◆ **Figure dataset records**
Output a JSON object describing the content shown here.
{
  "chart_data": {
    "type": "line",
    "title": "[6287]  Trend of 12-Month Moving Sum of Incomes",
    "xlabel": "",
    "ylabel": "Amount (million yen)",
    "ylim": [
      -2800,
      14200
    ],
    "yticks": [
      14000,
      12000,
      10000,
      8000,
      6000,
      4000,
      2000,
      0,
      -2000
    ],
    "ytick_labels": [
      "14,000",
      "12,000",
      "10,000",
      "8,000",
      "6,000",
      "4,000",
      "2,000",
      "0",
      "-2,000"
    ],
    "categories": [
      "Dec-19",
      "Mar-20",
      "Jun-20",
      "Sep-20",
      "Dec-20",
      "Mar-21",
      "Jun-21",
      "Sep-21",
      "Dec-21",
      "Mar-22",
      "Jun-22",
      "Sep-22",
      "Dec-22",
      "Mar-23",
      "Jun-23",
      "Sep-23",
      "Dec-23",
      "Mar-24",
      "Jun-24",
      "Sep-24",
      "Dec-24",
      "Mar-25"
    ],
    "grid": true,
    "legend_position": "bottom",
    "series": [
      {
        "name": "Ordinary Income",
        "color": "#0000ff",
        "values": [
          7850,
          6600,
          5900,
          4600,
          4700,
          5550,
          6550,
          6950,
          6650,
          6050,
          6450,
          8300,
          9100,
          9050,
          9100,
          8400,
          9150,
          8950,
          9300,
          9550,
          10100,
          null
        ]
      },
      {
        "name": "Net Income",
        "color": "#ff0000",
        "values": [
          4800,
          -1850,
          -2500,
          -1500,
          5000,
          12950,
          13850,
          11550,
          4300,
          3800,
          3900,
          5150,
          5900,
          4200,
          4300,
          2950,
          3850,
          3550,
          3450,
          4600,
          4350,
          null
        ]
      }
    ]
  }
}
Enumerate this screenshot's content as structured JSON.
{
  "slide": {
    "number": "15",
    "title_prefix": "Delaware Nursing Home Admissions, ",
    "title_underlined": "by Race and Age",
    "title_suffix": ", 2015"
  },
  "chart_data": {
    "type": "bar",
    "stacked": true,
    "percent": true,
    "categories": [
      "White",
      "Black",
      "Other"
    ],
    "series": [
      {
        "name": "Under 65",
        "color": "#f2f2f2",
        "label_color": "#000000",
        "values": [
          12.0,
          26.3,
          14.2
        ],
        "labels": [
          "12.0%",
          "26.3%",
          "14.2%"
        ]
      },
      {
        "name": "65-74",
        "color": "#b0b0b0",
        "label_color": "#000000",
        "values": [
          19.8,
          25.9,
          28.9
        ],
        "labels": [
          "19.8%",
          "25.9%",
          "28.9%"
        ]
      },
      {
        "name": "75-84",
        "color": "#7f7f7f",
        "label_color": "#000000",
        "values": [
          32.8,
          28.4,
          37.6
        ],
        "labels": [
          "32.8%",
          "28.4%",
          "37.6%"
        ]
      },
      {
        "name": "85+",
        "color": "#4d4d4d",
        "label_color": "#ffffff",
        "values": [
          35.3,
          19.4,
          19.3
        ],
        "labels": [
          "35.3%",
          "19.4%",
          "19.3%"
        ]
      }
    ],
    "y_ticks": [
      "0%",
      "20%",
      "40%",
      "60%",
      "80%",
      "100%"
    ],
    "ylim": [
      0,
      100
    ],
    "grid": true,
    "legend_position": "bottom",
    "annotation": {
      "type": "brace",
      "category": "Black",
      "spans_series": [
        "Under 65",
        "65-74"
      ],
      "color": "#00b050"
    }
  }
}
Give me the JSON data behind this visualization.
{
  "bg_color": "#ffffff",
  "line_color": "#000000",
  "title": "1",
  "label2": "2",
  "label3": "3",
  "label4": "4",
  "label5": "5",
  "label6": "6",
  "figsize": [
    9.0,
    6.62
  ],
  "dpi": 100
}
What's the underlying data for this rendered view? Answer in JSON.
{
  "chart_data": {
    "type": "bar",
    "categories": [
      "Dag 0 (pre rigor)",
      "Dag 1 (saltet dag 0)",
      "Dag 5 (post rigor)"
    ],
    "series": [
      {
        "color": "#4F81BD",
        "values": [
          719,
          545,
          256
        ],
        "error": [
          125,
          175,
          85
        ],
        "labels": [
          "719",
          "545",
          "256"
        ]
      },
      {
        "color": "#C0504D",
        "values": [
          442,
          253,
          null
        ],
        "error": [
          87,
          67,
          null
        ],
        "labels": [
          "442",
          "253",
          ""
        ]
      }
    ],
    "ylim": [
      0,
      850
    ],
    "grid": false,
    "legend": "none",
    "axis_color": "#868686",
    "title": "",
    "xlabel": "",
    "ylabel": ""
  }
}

◆ **Written instruction**
From the entries, copy out each line containing the word "type".

◆ **Full answer**
    "type": "line",
    "type": "bar",
      "type": "brace",
    "type": "bar",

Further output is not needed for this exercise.